_PROMPT_
Count the lines below that contain the word "date", and reply with only that number.

_INPUT FOR THIS TASK_
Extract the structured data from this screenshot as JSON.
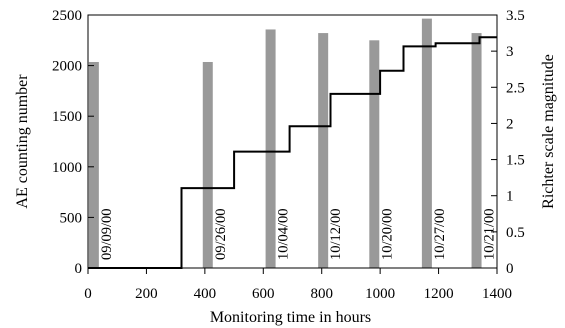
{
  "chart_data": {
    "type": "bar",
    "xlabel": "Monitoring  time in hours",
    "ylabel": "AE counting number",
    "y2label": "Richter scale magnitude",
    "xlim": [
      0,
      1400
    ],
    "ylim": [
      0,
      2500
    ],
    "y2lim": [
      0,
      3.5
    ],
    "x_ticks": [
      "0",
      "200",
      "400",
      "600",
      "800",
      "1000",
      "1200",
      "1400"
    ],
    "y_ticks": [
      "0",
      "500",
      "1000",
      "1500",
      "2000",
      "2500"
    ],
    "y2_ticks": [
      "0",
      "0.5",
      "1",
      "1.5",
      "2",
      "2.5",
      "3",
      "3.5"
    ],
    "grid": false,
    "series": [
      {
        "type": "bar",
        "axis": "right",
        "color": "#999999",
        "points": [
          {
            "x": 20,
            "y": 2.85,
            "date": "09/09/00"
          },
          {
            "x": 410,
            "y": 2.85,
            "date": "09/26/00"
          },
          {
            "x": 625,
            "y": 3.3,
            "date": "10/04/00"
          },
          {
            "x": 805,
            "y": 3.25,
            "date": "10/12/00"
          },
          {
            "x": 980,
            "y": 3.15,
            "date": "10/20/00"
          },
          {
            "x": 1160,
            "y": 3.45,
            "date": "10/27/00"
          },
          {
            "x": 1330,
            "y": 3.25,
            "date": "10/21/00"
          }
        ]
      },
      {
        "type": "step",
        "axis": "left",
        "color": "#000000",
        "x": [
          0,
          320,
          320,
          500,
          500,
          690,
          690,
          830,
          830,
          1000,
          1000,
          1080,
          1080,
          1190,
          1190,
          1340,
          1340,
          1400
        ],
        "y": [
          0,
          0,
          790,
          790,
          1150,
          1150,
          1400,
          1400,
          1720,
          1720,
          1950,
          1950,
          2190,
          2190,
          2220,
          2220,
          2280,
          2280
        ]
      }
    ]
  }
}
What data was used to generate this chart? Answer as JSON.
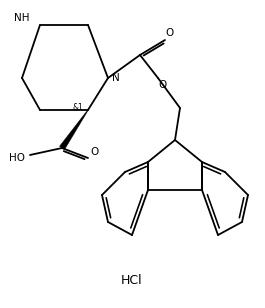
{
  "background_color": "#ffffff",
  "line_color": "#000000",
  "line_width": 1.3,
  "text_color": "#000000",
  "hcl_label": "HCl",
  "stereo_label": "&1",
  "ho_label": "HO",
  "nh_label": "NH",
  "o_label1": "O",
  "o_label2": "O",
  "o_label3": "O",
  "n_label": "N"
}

_ANSWER TO THE PROBLEM_
7